:: Data section

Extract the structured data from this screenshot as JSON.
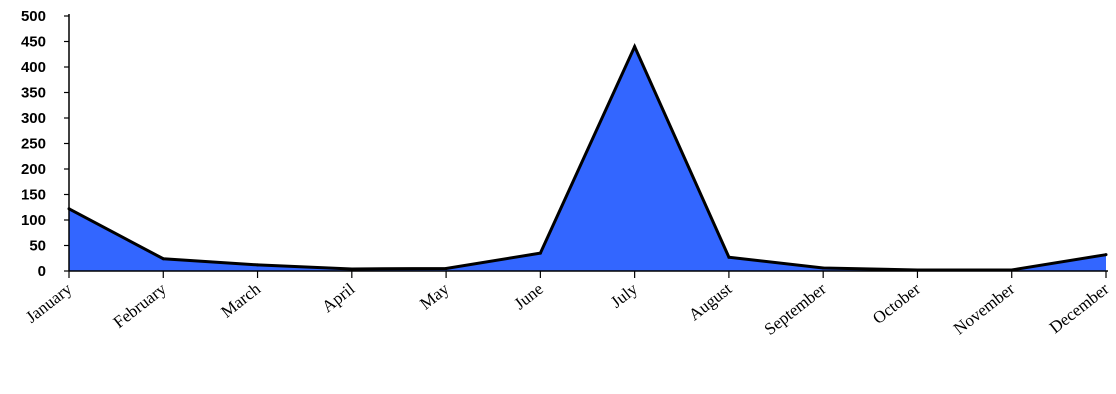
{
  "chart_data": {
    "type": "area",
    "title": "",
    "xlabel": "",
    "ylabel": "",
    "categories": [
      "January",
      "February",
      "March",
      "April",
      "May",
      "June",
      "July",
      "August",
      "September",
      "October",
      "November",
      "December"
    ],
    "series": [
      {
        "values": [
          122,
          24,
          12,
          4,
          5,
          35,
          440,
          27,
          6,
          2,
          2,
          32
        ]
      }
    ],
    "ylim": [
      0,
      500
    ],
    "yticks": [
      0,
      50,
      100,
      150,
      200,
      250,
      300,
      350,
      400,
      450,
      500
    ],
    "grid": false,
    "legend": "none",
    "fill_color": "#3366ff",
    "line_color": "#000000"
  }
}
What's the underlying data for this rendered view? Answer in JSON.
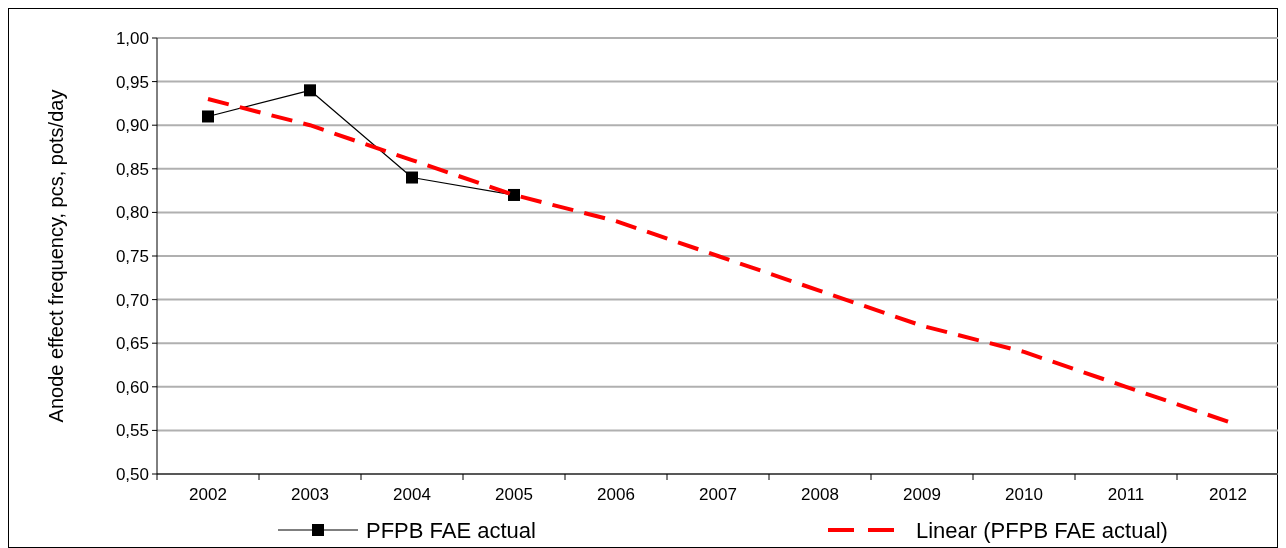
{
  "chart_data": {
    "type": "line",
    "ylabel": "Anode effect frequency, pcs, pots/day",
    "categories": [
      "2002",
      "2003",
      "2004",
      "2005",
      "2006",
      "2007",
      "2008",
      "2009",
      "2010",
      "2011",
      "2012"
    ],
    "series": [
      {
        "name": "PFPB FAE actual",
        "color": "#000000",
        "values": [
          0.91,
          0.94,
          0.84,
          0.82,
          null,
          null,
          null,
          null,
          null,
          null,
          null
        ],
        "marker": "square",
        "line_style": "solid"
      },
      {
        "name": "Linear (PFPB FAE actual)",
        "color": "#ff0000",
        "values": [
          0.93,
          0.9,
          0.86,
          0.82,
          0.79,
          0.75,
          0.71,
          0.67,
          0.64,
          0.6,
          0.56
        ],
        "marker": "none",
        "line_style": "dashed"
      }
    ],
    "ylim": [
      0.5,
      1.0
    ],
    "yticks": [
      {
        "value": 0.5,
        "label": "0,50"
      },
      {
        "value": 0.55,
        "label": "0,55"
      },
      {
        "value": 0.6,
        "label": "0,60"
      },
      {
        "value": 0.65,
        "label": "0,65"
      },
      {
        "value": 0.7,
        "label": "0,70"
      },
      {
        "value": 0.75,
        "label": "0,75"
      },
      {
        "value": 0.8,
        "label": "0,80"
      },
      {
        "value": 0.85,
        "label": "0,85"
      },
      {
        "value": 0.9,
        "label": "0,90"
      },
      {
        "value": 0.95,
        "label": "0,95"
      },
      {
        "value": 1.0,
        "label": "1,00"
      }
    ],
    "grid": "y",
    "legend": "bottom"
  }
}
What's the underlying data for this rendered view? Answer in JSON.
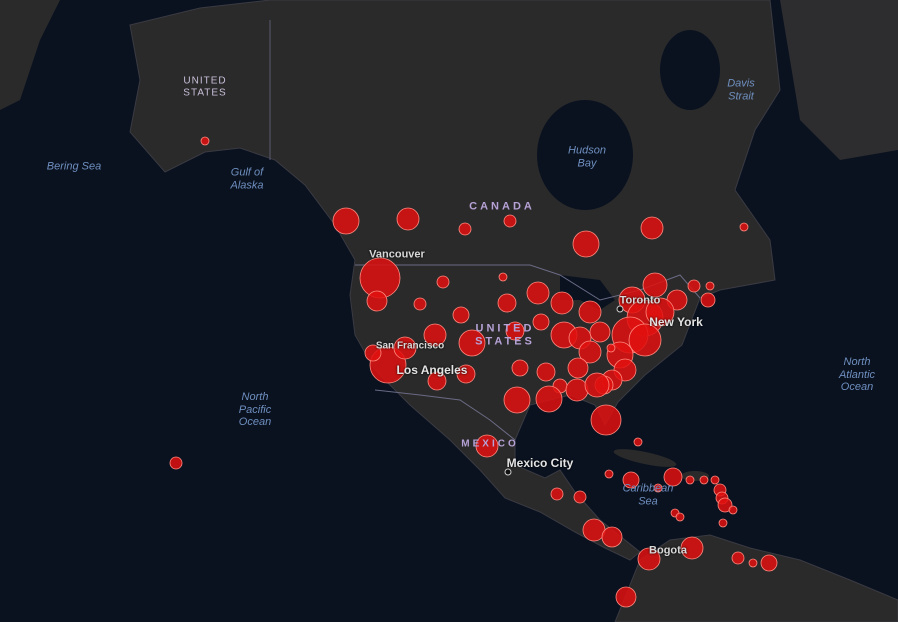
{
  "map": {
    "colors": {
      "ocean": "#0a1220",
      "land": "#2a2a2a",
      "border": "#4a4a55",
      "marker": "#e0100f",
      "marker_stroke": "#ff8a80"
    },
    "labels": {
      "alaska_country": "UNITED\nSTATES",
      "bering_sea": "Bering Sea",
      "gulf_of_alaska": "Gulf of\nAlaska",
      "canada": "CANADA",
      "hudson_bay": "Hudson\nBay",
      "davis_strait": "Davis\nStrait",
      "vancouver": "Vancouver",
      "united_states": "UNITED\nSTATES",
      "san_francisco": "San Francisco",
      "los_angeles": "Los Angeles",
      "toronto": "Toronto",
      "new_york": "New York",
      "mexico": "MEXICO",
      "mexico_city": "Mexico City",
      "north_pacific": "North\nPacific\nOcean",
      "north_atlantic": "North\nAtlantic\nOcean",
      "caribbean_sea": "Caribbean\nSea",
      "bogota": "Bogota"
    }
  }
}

::::

Reproduce every line exactly and omit all pictures.

◆ The reply
Extract the structured data from this screenshot as JSON.
{
  "chart_data": {
    "type": "area",
    "title": "",
    "xlabel": "",
    "ylabel": "",
    "categories": [
      "January",
      "February",
      "March",
      "April",
      "May",
      "June",
      "July",
      "August",
      "September",
      "October",
      "November",
      "December"
    ],
    "series": [
      {
        "values": [
          122,
          24,
          12,
          4,
          5,
          35,
          440,
          27,
          6,
          2,
          2,
          32
        ]
      }
    ],
    "ylim": [
      0,
      500
    ],
    "yticks": [
      0,
      50,
      100,
      150,
      200,
      250,
      300,
      350,
      400,
      450,
      500
    ],
    "grid": false,
    "legend": "none",
    "fill_color": "#3366ff",
    "line_color": "#000000"
  }
}
What's the underlying data for this rendered view? Answer in JSON.
{
  "chart_data": {
    "type": "line",
    "ylabel": "Anode effect frequency, pcs, pots/day",
    "categories": [
      "2002",
      "2003",
      "2004",
      "2005",
      "2006",
      "2007",
      "2008",
      "2009",
      "2010",
      "2011",
      "2012"
    ],
    "series": [
      {
        "name": "PFPB FAE actual",
        "color": "#000000",
        "values": [
          0.91,
          0.94,
          0.84,
          0.82,
          null,
          null,
          null,
          null,
          null,
          null,
          null
        ],
        "marker": "square",
        "line_style": "solid"
      },
      {
        "name": "Linear (PFPB FAE actual)",
        "color": "#ff0000",
        "values": [
          0.93,
          0.9,
          0.86,
          0.82,
          0.79,
          0.75,
          0.71,
          0.67,
          0.64,
          0.6,
          0.56
        ],
        "marker": "none",
        "line_style": "dashed"
      }
    ],
    "ylim": [
      0.5,
      1.0
    ],
    "yticks": [
      {
        "value": 0.5,
        "label": "0,50"
      },
      {
        "value": 0.55,
        "label": "0,55"
      },
      {
        "value": 0.6,
        "label": "0,60"
      },
      {
        "value": 0.65,
        "label": "0,65"
      },
      {
        "value": 0.7,
        "label": "0,70"
      },
      {
        "value": 0.75,
        "label": "0,75"
      },
      {
        "value": 0.8,
        "label": "0,80"
      },
      {
        "value": 0.85,
        "label": "0,85"
      },
      {
        "value": 0.9,
        "label": "0,90"
      },
      {
        "value": 0.95,
        "label": "0,95"
      },
      {
        "value": 1.0,
        "label": "1,00"
      }
    ],
    "grid": "y",
    "legend": "bottom"
  }
}
What's the underlying data for this rendered view? Answer in JSON.
{
  "map": {
    "colors": {
      "ocean": "#0a1220",
      "land": "#2a2a2a",
      "border": "#4a4a55",
      "marker": "#e0100f",
      "marker_stroke": "#ff8a80"
    },
    "labels": {
      "alaska_country": "UNITED\nSTATES",
      "bering_sea": "Bering Sea",
      "gulf_of_alaska": "Gulf of\nAlaska",
      "canada": "CANADA",
      "hudson_bay": "Hudson\nBay",
      "davis_strait": "Davis\nStrait",
      "vancouver": "Vancouver",
      "united_states": "UNITED\nSTATES",
      "san_francisco": "San Francisco",
      "los_angeles": "Los Angeles",
      "toronto": "Toronto",
      "new_york": "New York",
      "mexico": "MEXICO",
      "mexico_city": "Mexico City",
      "north_pacific": "North\nPacific\nOcean",
      "north_atlantic": "North\nAtlantic\nOcean",
      "caribbean_sea": "Caribbean\nSea",
      "bogota": "Bogota"
    }
  }
}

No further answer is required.